▶ **RECORDED DATA**:
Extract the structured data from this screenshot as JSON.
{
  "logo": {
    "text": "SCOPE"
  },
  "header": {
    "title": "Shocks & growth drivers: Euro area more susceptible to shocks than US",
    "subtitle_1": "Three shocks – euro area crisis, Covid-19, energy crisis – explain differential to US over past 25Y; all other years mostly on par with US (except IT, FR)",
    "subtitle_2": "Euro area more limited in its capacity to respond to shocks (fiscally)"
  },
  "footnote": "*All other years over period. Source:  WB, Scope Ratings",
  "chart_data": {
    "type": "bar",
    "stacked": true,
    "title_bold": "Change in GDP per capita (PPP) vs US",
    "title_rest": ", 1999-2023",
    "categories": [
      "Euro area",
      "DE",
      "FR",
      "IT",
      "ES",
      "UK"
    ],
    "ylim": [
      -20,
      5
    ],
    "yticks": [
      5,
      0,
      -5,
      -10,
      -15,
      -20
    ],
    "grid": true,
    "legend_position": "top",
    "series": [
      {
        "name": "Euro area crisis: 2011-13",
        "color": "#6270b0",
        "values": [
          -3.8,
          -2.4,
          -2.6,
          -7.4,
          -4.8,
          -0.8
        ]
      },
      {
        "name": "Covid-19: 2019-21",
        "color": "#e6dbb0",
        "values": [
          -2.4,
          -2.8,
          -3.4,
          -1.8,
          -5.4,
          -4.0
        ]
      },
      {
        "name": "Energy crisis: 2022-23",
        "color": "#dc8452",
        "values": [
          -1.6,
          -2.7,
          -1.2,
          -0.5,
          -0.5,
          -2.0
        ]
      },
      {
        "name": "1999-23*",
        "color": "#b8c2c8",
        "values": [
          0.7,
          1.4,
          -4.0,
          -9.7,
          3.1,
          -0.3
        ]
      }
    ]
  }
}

▶ **EXERCISE INSTRUCTIONS**: Print every record exactly as it was given.

▶ **REPLY TO THE EXERCISE**:
Extract the structured data from this screenshot as JSON.
{
  "logo": {
    "text": "SCOPE"
  },
  "header": {
    "title": "Shocks & growth drivers: Euro area more susceptible to shocks than US",
    "subtitle_1": "Three shocks – euro area crisis, Covid-19, energy crisis – explain differential to US over past 25Y; all other years mostly on par with US (except IT, FR)",
    "subtitle_2": "Euro area more limited in its capacity to respond to shocks (fiscally)"
  },
  "footnote": "*All other years over period. Source:  WB, Scope Ratings",
  "chart_data": {
    "type": "bar",
    "stacked": true,
    "title_bold": "Change in GDP per capita (PPP) vs US",
    "title_rest": ", 1999-2023",
    "categories": [
      "Euro area",
      "DE",
      "FR",
      "IT",
      "ES",
      "UK"
    ],
    "ylim": [
      -20,
      5
    ],
    "yticks": [
      5,
      0,
      -5,
      -10,
      -15,
      -20
    ],
    "grid": true,
    "legend_position": "top",
    "series": [
      {
        "name": "Euro area crisis: 2011-13",
        "color": "#6270b0",
        "values": [
          -3.8,
          -2.4,
          -2.6,
          -7.4,
          -4.8,
          -0.8
        ]
      },
      {
        "name": "Covid-19: 2019-21",
        "color": "#e6dbb0",
        "values": [
          -2.4,
          -2.8,
          -3.4,
          -1.8,
          -5.4,
          -4.0
        ]
      },
      {
        "name": "Energy crisis: 2022-23",
        "color": "#dc8452",
        "values": [
          -1.6,
          -2.7,
          -1.2,
          -0.5,
          -0.5,
          -2.0
        ]
      },
      {
        "name": "1999-23*",
        "color": "#b8c2c8",
        "values": [
          0.7,
          1.4,
          -4.0,
          -9.7,
          3.1,
          -0.3
        ]
      }
    ]
  }
}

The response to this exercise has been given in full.